This last bit is repeated forever:

[2024-01-04 15:39:38.091218 +0000] D [dict.c:2830:dict_get_str_boolean] (-->/usr/lib/x86_64-linux-gnu/glusterfs/9.2/xlator/protocol/client.so(+0x5addd) [0x7fdd54b97ddd] -->/usr/lib/x86_64-linux-gnu/glusterfs/9.2/xlator/cluster/replicate.so(+0x38dd2) [0x7fdd54ad8dd2] -->/lib/x86_64-linux-gnu/libglusterfs.so.0(dict_get_str_boolean+0xcf) [0x7fdd5a3561ff] ) 0-dict: key buf-has-zeroes, integer type asked, has unsigned integer type [Invalid argument]

How do I fix this problem? The files are not synched anymore (since it's undergoing healing) and some of them seem broken.

- **EXTRACTED ENTRIES**

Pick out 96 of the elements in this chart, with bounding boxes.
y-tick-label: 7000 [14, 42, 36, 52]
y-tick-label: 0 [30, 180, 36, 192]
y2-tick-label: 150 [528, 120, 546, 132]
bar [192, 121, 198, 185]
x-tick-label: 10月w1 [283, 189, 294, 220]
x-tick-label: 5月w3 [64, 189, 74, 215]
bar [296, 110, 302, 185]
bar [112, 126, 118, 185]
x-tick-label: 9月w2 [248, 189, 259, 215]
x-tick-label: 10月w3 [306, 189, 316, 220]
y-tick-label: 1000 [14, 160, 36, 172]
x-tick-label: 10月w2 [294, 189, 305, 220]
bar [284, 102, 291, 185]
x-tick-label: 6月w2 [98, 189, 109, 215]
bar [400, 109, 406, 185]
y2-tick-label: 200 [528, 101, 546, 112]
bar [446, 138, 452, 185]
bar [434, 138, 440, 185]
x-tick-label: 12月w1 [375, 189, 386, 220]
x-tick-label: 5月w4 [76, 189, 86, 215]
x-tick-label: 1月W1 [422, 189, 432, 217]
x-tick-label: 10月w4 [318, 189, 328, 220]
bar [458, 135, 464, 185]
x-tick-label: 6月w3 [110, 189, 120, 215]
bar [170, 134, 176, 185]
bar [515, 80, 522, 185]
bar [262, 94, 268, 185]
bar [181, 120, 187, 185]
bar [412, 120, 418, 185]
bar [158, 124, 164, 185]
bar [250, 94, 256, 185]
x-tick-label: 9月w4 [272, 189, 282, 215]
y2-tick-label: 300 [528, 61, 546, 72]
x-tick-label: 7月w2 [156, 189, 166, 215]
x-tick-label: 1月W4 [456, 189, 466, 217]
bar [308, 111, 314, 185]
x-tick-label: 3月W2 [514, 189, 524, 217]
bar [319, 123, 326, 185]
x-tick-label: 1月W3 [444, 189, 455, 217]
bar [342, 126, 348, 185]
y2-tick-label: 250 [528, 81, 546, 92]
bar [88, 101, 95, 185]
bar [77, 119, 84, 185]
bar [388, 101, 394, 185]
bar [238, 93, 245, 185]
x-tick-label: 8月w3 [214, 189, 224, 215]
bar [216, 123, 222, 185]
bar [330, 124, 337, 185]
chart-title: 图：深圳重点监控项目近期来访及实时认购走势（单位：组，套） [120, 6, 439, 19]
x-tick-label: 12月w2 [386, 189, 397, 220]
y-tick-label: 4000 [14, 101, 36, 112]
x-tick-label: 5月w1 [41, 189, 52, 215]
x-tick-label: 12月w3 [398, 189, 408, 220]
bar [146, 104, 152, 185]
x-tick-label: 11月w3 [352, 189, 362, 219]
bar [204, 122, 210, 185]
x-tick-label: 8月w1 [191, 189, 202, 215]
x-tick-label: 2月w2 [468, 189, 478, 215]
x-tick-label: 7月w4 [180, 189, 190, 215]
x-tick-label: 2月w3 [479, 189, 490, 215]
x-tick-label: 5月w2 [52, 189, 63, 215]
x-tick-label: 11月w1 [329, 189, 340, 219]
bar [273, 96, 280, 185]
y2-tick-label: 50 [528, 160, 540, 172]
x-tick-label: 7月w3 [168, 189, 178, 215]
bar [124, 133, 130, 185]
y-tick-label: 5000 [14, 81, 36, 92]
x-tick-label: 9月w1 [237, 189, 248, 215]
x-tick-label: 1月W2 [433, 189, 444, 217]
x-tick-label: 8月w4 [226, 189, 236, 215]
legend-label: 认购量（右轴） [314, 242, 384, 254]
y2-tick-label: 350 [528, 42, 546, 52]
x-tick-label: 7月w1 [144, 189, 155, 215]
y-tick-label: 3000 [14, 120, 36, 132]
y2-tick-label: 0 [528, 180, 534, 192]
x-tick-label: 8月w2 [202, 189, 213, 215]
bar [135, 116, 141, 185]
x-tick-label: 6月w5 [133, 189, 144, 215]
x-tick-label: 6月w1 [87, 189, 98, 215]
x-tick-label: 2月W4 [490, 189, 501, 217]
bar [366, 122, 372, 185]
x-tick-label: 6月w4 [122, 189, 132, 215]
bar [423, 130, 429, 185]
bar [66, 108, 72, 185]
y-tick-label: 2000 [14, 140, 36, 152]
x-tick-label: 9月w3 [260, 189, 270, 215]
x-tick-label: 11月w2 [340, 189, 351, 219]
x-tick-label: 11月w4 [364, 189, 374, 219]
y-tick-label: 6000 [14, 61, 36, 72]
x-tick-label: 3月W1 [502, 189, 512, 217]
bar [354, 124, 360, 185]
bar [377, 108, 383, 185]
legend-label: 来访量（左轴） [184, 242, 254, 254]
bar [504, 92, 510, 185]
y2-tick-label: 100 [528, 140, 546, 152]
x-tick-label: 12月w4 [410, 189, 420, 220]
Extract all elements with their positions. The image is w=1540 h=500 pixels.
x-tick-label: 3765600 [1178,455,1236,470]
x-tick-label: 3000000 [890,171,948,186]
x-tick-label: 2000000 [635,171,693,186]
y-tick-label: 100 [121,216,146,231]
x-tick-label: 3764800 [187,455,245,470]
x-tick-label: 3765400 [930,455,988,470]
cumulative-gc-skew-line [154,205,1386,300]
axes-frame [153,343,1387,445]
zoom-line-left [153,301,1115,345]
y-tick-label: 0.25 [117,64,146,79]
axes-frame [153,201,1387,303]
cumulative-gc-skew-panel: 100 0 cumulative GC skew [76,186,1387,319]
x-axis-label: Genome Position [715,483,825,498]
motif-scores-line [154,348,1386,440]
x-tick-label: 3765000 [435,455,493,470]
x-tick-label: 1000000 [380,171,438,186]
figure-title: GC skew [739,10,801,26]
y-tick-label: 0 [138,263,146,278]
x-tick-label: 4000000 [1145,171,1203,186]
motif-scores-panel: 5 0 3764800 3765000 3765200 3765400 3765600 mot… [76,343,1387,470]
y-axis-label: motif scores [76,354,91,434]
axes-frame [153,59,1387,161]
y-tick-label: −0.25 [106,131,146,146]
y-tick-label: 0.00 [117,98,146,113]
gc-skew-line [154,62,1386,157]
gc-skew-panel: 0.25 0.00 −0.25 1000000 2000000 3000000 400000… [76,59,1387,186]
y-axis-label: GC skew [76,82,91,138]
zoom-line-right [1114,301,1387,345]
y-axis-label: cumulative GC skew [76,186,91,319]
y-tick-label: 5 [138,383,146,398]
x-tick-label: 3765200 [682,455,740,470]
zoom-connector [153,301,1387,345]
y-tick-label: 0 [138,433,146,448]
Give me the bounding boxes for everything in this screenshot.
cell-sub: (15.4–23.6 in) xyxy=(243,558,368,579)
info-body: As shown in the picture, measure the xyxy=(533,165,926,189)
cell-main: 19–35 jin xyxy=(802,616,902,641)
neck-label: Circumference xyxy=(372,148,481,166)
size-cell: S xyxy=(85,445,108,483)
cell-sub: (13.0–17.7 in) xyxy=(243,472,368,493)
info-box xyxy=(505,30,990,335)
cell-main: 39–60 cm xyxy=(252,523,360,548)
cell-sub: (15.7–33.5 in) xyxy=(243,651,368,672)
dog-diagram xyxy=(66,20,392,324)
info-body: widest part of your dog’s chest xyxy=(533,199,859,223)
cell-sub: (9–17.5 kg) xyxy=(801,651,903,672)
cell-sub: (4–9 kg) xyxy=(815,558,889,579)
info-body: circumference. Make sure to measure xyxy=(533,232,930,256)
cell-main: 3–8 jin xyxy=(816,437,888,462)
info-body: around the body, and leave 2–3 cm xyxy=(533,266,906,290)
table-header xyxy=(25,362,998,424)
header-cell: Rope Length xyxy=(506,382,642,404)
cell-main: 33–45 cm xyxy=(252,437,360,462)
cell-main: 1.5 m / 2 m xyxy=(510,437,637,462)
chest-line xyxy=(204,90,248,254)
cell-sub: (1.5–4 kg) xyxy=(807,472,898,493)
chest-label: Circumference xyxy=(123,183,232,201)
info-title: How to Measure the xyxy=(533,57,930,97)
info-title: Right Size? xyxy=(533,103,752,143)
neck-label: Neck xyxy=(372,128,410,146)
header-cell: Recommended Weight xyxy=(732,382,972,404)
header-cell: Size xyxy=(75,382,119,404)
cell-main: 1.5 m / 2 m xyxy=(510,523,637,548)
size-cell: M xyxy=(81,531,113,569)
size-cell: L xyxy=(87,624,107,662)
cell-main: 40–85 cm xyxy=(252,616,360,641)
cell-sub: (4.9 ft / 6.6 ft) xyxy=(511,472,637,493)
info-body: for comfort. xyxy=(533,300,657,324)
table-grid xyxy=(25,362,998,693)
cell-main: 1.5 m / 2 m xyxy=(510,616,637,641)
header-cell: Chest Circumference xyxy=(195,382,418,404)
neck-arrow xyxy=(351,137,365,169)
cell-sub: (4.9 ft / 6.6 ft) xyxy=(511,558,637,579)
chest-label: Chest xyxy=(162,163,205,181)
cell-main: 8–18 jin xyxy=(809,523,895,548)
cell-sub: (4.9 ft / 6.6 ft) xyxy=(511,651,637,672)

- **YOUR INSTRUCTIONS**
Write out everything in the GlusterFS healing post from "[2024-01-04 15:39:38.091218 +0000]" down to "them seem broken.".

- **TASK SOLUTION**
[2024-01-04 15:39:38.091218 +0000] D [dict.c:2830:dict_get_str_boolean] (-->/usr/lib/x86_64-linux-gnu/glusterfs/9.2/xlator/protocol/client.so(+0x5addd) [0x7fdd54b97ddd] -->/usr/lib/x86_64-linux-gnu/glusterfs/9.2/xlator/cluster/replicate.so(+0x38dd2) [0x7fdd54ad8dd2] -->/lib/x86_64-linux-gnu/libglusterfs.so.0(dict_get_str_boolean+0xcf) [0x7fdd5a3561ff] ) 0-dict: key buf-has-zeroes, integer type asked, has unsigned integer type [Invalid argument]

How do I fix this problem? The files are not synched anymore (since it's undergoing healing) and some of them seem broken.